## Start PROVIDED TEXT

# Shop class Accident in Florida



## Dmeadows (Jun 28, 2011)

Another reminder that safety needs to come first..

Teen?s hair ripped from scalp during shop class  - New York Daily News


----------



## JOAT (Apr 9, 2010)

One of the first safety things, no loose clothing, no loose/long hair. And the girl admits she knew she should have had her hair in a pony tail - and didn't bother. Bet she'll bother next time. Too bad that some people just have to learn the hard way, before they learn at all. I'm almost willing to bet that the teacher didn't even know she was near the drill press, let alone going to use it.

But I would like to know what she was doing to get her hair in it. I'm sorry the girl got hurt, but it was her own stupidity, not someone else's that did it, so I don't have a lot of sympathy to spare.


----------



## bosox (Jun 12, 2012)

Maybe she was trying to test if the saw can cut her hair instantly? Never too sure.


----------



## tediam (Mar 1, 2009)

Industrial-duty equipment is rarely needed in shop classes, if ever. A 1/3 Hp, 8" drill press woul likely have done the job, and at a slower speed. Her injury would have been less severe. Also, the tension on drill press belts is usually set too taught. If it had been looser, the belt likely would have started slipping rather than ripping out her hair.


----------



## andysden (Aug 9, 2011)

must be blonde if trying to cut hair with saw Andy


----------



## Ben I (May 21, 2010)

Sorry folks but I fail to see the humor of someone hurting themselves. Regardless of the circumstances.


----------



## Grey Knight (Jul 19, 2010)

Ben in Cypress Texas said:


> Sorry folks but I fail to see the humor of someone hurting themselves. Regardless of the circumstances.


Ben, I totally agree. I just wonder how Jack and Andy would feel if this happened to their child. I seriously doubt that they would see this as funny.


----------



## jw2170 (Jan 24, 2008)

My only concern is that everyone involved will try and put the blame on someone else.

I see a lawsuit in the making, if you note the comments from the "students" parent.....

Look what happened with that saw incident once the lawyers got involved.

Have they invented a "saw stop" for a drill press???????


----------



## Harrison67 (May 30, 2012)

tediam said:


> Industrial-duty equipment is rarely needed in shop classes, if ever. A 1/3 Hp, 8" drill press woul likely have done the job, and at a slower speed. Her injury would have been less severe. Also, the tension on drill press belts is usually set too taught. If it had been looser, the belt likely would have started slipping rather than ripping out her hair.

## End PROVIDED TEXT

GIVEN REQUEST 1:
Can you quote the entries word for word, from their first line up to and including the line containing "The section line 1- 1 is at (318, 14)."?

## Start MATERIAL FOR THIS TASK

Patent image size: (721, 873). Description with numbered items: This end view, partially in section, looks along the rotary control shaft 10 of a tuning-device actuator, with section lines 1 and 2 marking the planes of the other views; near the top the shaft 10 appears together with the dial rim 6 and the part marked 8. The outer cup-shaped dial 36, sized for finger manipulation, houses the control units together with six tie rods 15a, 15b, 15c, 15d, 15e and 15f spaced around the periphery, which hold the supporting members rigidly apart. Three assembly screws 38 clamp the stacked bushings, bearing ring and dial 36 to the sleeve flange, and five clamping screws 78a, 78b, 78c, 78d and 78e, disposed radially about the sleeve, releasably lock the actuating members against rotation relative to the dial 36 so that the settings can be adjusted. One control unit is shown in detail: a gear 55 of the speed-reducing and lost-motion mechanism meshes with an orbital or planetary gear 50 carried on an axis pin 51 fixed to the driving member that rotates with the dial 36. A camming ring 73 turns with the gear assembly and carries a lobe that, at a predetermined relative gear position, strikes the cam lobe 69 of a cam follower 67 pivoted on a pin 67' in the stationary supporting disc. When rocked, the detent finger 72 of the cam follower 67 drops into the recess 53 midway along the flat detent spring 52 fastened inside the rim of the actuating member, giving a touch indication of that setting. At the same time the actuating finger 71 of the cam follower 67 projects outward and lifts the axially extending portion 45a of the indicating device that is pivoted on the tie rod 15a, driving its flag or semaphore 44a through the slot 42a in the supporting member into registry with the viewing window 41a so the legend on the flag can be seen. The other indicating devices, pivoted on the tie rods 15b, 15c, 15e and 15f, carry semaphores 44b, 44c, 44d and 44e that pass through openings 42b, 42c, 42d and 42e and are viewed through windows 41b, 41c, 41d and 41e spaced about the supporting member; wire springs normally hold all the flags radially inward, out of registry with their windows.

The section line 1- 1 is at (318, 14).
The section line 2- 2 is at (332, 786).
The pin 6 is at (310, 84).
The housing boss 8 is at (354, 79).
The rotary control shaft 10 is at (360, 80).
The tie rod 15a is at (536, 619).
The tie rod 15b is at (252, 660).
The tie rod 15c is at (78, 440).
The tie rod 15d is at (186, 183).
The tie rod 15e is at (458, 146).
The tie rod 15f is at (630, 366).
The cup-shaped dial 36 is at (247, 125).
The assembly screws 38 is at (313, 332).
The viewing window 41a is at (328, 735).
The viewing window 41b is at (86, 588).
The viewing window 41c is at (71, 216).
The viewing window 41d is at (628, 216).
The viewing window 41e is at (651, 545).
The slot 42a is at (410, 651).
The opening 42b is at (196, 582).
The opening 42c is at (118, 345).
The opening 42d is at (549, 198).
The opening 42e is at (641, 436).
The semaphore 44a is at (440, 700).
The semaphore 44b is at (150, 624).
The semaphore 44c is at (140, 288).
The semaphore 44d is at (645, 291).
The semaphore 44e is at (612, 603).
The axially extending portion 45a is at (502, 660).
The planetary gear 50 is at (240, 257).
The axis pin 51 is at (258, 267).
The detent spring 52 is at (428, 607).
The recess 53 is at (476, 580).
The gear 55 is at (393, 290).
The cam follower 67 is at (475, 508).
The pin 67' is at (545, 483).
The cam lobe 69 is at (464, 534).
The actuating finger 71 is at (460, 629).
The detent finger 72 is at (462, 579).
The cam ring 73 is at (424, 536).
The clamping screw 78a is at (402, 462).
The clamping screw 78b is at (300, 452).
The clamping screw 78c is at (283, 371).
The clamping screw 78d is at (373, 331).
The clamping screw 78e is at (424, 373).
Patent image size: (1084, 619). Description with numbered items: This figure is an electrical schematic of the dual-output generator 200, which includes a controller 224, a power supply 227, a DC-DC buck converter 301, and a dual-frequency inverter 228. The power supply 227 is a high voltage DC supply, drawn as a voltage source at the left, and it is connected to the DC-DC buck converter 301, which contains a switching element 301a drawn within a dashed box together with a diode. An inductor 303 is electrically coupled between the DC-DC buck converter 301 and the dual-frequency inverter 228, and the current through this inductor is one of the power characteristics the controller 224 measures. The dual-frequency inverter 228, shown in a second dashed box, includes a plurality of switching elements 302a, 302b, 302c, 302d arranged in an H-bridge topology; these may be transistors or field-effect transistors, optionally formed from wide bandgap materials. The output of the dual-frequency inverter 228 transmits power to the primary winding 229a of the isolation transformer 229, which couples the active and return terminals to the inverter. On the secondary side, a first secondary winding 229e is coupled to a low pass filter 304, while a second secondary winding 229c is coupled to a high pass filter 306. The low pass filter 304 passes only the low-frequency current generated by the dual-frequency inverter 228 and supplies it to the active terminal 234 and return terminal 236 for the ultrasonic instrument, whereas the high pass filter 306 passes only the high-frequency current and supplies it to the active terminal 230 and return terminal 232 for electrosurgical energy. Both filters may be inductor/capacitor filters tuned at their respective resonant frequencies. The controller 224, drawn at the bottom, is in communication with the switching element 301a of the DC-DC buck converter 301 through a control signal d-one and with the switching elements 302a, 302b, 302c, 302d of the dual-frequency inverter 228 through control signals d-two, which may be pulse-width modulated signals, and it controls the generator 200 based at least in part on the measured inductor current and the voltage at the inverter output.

## End MATERIAL FOR THIS TASK

GIVEN REQUEST 2:
In the forum thread, what drill press does tediam say would likely have done the job?

FULL RESPONSE 1:
Patent image size: (721, 873). Description with numbered items: This end view, partially in section, looks along the rotary control shaft 10 of a tuning-device actuator, with section lines 1 and 2 marking the planes of the other views; near the top the shaft 10 appears together with the dial rim 6 and the part marked 8. The outer cup-shaped dial 36, sized for finger manipulation, houses the control units together with six tie rods 15a, 15b, 15c, 15d, 15e and 15f spaced around the periphery, which hold the supporting members rigidly apart. Three assembly screws 38 clamp the stacked bushings, bearing ring and dial 36 to the sleeve flange, and five clamping screws 78a, 78b, 78c, 78d and 78e, disposed radially about the sleeve, releasably lock the actuating members against rotation relative to the dial 36 so that the settings can be adjusted. One control unit is shown in detail: a gear 55 of the speed-reducing and lost-motion mechanism meshes with an orbital or planetary gear 50 carried on an axis pin 51 fixed to the driving member that rotates with the dial 36. A camming ring 73 turns with the gear assembly and carries a lobe that, at a predetermined relative gear position, strikes the cam lobe 69 of a cam follower 67 pivoted on a pin 67' in the stationary supporting disc. When rocked, the detent finger 72 of the cam follower 67 drops into the recess 53 midway along the flat detent spring 52 fastened inside the rim of the actuating member, giving a touch indication of that setting. At the same time the actuating finger 71 of the cam follower 67 projects outward and lifts the axially extending portion 45a of the indicating device that is pivoted on the tie rod 15a, driving its flag or semaphore 44a through the slot 42a in the supporting member into registry with the viewing window 41a so the legend on the flag can be seen. The other indicating devices, pivoted on the tie rods 15b, 15c, 15e and 15f, carry semaphores 44b, 44c, 44d and 44e that pass through openings 42b, 42c, 42d and 42e and are viewed through windows 41b, 41c, 41d and 41e spaced about the supporting member; wire springs normally hold all the flags radially inward, out of registry with their windows.

The section line 1- 1 is at (318, 14).

FULL RESPONSE 2:
A 1/3 Hp, 8" drill press.